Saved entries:
######
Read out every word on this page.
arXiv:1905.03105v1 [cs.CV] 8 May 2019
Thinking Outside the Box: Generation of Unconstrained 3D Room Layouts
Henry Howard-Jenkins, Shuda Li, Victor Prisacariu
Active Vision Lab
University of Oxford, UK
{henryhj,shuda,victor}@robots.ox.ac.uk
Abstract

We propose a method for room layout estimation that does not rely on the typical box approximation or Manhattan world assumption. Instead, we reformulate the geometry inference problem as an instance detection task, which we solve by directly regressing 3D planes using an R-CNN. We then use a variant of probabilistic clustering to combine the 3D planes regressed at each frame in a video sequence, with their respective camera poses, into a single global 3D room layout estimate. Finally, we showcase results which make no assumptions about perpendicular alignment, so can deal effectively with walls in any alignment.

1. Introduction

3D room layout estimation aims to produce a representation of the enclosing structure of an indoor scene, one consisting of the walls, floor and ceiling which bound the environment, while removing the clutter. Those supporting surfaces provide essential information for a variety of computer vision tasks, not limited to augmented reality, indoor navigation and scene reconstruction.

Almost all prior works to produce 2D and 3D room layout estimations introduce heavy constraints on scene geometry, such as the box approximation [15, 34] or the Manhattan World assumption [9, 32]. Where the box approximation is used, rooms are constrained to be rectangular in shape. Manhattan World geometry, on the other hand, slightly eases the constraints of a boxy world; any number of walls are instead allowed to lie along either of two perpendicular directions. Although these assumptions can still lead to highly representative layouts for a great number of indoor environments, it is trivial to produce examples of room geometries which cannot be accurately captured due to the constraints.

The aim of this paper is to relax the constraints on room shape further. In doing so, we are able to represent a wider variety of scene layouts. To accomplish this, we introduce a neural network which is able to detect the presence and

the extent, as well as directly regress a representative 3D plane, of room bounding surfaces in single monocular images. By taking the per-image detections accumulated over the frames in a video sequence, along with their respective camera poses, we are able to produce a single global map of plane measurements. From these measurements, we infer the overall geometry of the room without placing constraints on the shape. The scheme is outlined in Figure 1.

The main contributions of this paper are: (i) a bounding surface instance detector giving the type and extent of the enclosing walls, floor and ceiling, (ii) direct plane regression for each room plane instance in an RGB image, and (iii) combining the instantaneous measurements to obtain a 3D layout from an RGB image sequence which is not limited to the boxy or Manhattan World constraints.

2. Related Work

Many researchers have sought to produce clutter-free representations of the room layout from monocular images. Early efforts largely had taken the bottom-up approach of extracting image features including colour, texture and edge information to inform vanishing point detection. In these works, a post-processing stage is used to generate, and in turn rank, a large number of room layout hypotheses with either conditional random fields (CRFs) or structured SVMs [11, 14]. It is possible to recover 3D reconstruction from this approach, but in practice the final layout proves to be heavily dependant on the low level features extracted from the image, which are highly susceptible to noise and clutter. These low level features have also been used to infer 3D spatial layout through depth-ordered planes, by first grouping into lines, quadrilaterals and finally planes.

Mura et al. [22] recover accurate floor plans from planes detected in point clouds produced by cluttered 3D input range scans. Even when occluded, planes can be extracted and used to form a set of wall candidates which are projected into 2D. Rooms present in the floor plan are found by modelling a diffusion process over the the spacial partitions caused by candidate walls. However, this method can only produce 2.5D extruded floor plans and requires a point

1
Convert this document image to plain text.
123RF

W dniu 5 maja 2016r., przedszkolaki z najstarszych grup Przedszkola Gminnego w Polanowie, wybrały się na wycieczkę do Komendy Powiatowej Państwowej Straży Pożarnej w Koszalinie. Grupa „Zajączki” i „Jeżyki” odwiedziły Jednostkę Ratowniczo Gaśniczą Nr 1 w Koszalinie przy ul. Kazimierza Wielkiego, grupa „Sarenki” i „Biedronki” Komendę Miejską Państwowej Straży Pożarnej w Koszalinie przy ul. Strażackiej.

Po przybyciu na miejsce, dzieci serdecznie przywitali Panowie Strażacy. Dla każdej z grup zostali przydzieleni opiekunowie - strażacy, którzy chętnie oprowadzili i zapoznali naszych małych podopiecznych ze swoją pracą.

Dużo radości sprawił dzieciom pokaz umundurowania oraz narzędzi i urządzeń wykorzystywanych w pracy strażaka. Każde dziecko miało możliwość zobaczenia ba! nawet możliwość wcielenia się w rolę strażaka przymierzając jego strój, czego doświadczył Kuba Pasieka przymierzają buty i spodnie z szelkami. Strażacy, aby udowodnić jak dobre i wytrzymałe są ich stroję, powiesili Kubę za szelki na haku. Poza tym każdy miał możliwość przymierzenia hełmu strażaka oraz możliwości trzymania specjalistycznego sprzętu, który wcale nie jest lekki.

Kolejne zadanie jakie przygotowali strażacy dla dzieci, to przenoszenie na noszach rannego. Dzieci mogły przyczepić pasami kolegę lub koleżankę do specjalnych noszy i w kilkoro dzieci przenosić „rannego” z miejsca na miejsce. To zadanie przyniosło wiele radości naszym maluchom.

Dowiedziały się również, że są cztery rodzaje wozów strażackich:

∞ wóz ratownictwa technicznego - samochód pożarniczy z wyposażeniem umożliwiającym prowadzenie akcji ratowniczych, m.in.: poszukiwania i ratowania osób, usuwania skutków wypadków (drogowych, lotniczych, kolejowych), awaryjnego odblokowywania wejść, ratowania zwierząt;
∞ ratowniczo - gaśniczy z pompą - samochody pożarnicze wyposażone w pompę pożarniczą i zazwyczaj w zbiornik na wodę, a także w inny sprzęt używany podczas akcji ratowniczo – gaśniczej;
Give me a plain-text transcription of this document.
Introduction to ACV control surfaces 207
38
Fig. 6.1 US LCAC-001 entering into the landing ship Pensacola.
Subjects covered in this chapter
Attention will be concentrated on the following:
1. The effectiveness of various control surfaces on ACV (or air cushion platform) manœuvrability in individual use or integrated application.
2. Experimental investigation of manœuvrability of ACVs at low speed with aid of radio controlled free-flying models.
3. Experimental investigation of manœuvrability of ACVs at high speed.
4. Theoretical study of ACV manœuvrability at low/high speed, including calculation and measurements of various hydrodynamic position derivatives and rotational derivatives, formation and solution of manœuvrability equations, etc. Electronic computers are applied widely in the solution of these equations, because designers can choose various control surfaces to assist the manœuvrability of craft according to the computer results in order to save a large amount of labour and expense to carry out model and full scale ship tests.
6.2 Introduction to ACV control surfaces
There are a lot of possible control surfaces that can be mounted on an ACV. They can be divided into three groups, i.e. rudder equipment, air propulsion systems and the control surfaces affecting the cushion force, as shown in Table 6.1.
######
:: Description of the task ::
Reproduce all of the records exactly.

:: Answer to the exercise ::
Read out every word on this page.
arXiv:1905.03105v1 [cs.CV] 8 May 2019
Thinking Outside the Box: Generation of Unconstrained 3D Room Layouts
Henry Howard-Jenkins, Shuda Li, Victor Prisacariu
Active Vision Lab
University of Oxford, UK
{henryhj,shuda,victor}@robots.ox.ac.uk
Abstract

We propose a method for room layout estimation that does not rely on the typical box approximation or Manhattan world assumption. Instead, we reformulate the geometry inference problem as an instance detection task, which we solve by directly regressing 3D planes using an R-CNN. We then use a variant of probabilistic clustering to combine the 3D planes regressed at each frame in a video sequence, with their respective camera poses, into a single global 3D room layout estimate. Finally, we showcase results which make no assumptions about perpendicular alignment, so can deal effectively with walls in any alignment.

1. Introduction

3D room layout estimation aims to produce a representation of the enclosing structure of an indoor scene, one consisting of the walls, floor and ceiling which bound the environment, while removing the clutter. Those supporting surfaces provide essential information for a variety of computer vision tasks, not limited to augmented reality, indoor navigation and scene reconstruction.

Almost all prior works to produce 2D and 3D room layout estimations introduce heavy constraints on scene geometry, such as the box approximation [15, 34] or the Manhattan World assumption [9, 32]. Where the box approximation is used, rooms are constrained to be rectangular in shape. Manhattan World geometry, on the other hand, slightly eases the constraints of a boxy world; any number of walls are instead allowed to lie along either of two perpendicular directions. Although these assumptions can still lead to highly representative layouts for a great number of indoor environments, it is trivial to produce examples of room geometries which cannot be accurately captured due to the constraints.

The aim of this paper is to relax the constraints on room shape further. In doing so, we are able to represent a wider variety of scene layouts. To accomplish this, we introduce a neural network which is able to detect the presence and

the extent, as well as directly regress a representative 3D plane, of room bounding surfaces in single monocular images. By taking the per-image detections accumulated over the frames in a video sequence, along with their respective camera poses, we are able to produce a single global map of plane measurements. From these measurements, we infer the overall geometry of the room without placing constraints on the shape. The scheme is outlined in Figure 1.

The main contributions of this paper are: (i) a bounding surface instance detector giving the type and extent of the enclosing walls, floor and ceiling, (ii) direct plane regression for each room plane instance in an RGB image, and (iii) combining the instantaneous measurements to obtain a 3D layout from an RGB image sequence which is not limited to the boxy or Manhattan World constraints.

2. Related Work

Many researchers have sought to produce clutter-free representations of the room layout from monocular images. Early efforts largely had taken the bottom-up approach of extracting image features including colour, texture and edge information to inform vanishing point detection. In these works, a post-processing stage is used to generate, and in turn rank, a large number of room layout hypotheses with either conditional random fields (CRFs) or structured SVMs [11, 14]. It is possible to recover 3D reconstruction from this approach, but in practice the final layout proves to be heavily dependant on the low level features extracted from the image, which are highly susceptible to noise and clutter. These low level features have also been used to infer 3D spatial layout through depth-ordered planes, by first grouping into lines, quadrilaterals and finally planes.

Mura et al. [22] recover accurate floor plans from planes detected in point clouds produced by cluttered 3D input range scans. Even when occluded, planes can be extracted and used to form a set of wall candidates which are projected into 2D. Rooms present in the floor plan are found by modelling a diffusion process over the the spacial partitions caused by candidate walls. However, this method can only produce 2.5D extruded floor plans and requires a point

1
Convert this document image to plain text.
123RF

W dniu 5 maja 2016r., przedszkolaki z najstarszych grup Przedszkola Gminnego w Polanowie, wybrały się na wycieczkę do Komendy Powiatowej Państwowej Straży Pożarnej w Koszalinie. Grupa „Zajączki” i „Jeżyki” odwiedziły Jednostkę Ratowniczo Gaśniczą Nr 1 w Koszalinie przy ul. Kazimierza Wielkiego, grupa „Sarenki” i „Biedronki” Komendę Miejską Państwowej Straży Pożarnej w Koszalinie przy ul. Strażackiej.

Po przybyciu na miejsce, dzieci serdecznie przywitali Panowie Strażacy. Dla każdej z grup zostali przydzieleni opiekunowie - strażacy, którzy chętnie oprowadzili i zapoznali naszych małych podopiecznych ze swoją pracą.

Dużo radości sprawił dzieciom pokaz umundurowania oraz narzędzi i urządzeń wykorzystywanych w pracy strażaka. Każde dziecko miało możliwość zobaczenia ba! nawet możliwość wcielenia się w rolę strażaka przymierzając jego strój, czego doświadczył Kuba Pasieka przymierzają buty i spodnie z szelkami. Strażacy, aby udowodnić jak dobre i wytrzymałe są ich stroję, powiesili Kubę za szelki na haku. Poza tym każdy miał możliwość przymierzenia hełmu strażaka oraz możliwości trzymania specjalistycznego sprzętu, który wcale nie jest lekki.

Kolejne zadanie jakie przygotowali strażacy dla dzieci, to przenoszenie na noszach rannego. Dzieci mogły przyczepić pasami kolegę lub koleżankę do specjalnych noszy i w kilkoro dzieci przenosić „rannego” z miejsca na miejsce. To zadanie przyniosło wiele radości naszym maluchom.

Dowiedziały się również, że są cztery rodzaje wozów strażackich:

∞ wóz ratownictwa technicznego - samochód pożarniczy z wyposażeniem umożliwiającym prowadzenie akcji ratowniczych, m.in.: poszukiwania i ratowania osób, usuwania skutków wypadków (drogowych, lotniczych, kolejowych), awaryjnego odblokowywania wejść, ratowania zwierząt;
∞ ratowniczo - gaśniczy z pompą - samochody pożarnicze wyposażone w pompę pożarniczą i zazwyczaj w zbiornik na wodę, a także w inny sprzęt używany podczas akcji ratowniczo – gaśniczej;
Give me a plain-text transcription of this document.
Introduction to ACV control surfaces 207
38
Fig. 6.1 US LCAC-001 entering into the landing ship Pensacola.
Subjects covered in this chapter
Attention will be concentrated on the following:
1. The effectiveness of various control surfaces on ACV (or air cushion platform) manœuvrability in individual use or integrated application.
2. Experimental investigation of manœuvrability of ACVs at low speed with aid of radio controlled free-flying models.
3. Experimental investigation of manœuvrability of ACVs at high speed.
4. Theoretical study of ACV manœuvrability at low/high speed, including calculation and measurements of various hydrodynamic position derivatives and rotational derivatives, formation and solution of manœuvrability equations, etc. Electronic computers are applied widely in the solution of these equations, because designers can choose various control surfaces to assist the manœuvrability of craft according to the computer results in order to save a large amount of labour and expense to carry out model and full scale ship tests.
6.2 Introduction to ACV control surfaces
There are a lot of possible control surfaces that can be mounted on an ACV. They can be divided into three groups, i.e. rudder equipment, air propulsion systems and the control surfaces affecting the cushion force, as shown in Table 6.1.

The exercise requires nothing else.